— Directive —
Gather every line that includes the word "yang", please.

— The input —
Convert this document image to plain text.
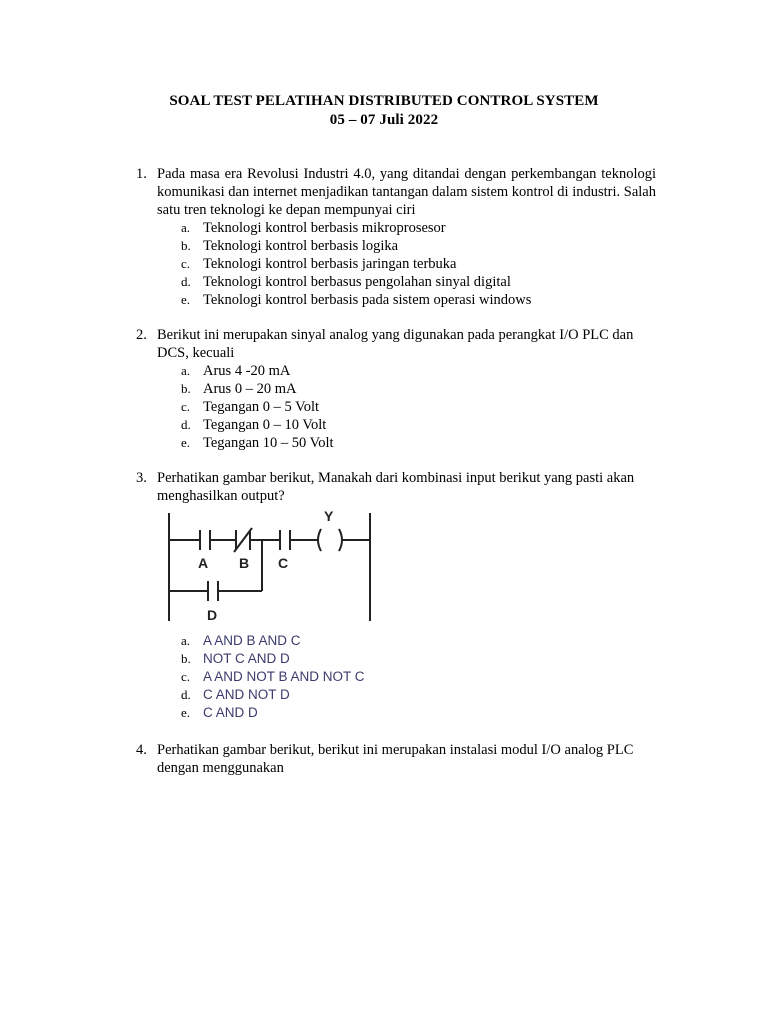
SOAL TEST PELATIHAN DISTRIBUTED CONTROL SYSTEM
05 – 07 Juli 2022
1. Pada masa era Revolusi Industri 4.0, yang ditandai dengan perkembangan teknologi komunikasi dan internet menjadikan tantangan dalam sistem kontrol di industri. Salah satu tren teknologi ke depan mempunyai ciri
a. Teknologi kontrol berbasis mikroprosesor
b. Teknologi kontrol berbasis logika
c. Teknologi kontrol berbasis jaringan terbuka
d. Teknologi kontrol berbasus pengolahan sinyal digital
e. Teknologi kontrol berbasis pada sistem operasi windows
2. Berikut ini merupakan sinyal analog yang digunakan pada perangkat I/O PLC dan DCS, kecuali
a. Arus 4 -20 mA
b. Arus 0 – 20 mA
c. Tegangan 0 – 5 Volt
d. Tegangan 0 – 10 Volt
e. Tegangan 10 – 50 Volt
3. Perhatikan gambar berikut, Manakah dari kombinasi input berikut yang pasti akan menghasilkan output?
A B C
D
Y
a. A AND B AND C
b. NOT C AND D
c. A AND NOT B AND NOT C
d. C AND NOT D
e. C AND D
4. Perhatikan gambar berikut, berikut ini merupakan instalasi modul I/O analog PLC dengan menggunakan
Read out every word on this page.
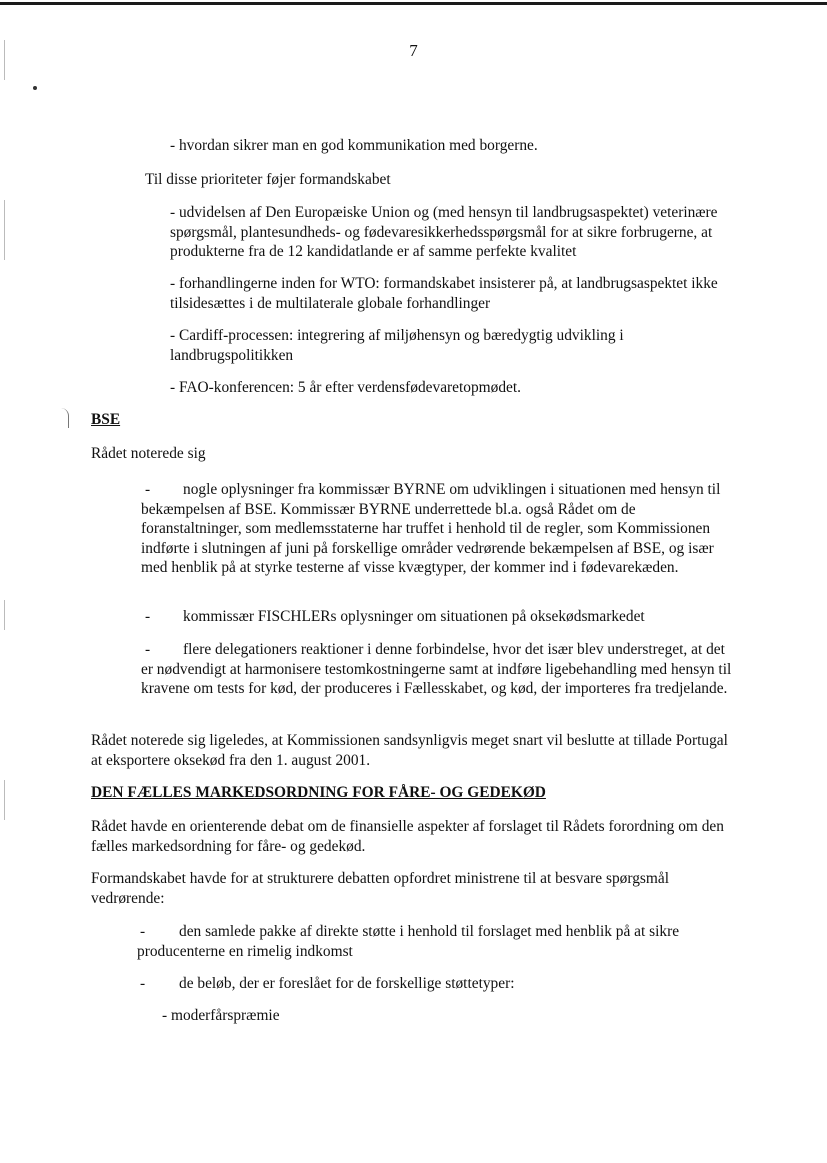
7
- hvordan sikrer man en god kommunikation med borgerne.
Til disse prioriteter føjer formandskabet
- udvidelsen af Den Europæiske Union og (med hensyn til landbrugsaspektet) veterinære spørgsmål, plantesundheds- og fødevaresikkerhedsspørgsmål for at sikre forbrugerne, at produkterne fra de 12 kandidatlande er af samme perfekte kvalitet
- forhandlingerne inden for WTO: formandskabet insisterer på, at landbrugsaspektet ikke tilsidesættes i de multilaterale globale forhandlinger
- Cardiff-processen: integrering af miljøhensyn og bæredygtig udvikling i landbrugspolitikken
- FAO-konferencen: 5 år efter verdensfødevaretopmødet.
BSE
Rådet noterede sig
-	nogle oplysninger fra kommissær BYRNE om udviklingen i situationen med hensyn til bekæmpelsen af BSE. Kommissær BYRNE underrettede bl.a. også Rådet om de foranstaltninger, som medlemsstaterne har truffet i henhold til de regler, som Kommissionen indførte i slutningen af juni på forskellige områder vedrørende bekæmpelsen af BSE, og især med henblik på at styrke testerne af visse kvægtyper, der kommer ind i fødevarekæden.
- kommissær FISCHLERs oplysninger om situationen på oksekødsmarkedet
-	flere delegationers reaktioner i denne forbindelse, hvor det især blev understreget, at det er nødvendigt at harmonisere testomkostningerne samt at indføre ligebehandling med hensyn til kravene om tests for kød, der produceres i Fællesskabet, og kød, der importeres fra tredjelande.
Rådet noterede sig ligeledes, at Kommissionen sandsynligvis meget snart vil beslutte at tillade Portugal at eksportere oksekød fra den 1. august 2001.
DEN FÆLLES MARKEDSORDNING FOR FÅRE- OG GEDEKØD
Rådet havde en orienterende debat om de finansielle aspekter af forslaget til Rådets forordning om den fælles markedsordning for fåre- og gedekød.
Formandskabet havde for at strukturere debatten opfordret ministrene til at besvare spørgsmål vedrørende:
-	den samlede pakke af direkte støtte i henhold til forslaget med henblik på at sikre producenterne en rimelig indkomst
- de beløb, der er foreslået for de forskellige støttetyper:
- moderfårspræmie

— Result for this exercise —
1. Pada masa era Revolusi Industri 4.0, yang ditandai dengan perkembangan teknologi komunikasi dan internet menjadikan tantangan dalam sistem kontrol di industri. Salah satu tren teknologi ke depan mempunyai ciri
2. Berikut ini merupakan sinyal analog yang digunakan pada perangkat I/O PLC dan DCS, kecuali
3. Perhatikan gambar berikut, Manakah dari kombinasi input berikut yang pasti akan menghasilkan output?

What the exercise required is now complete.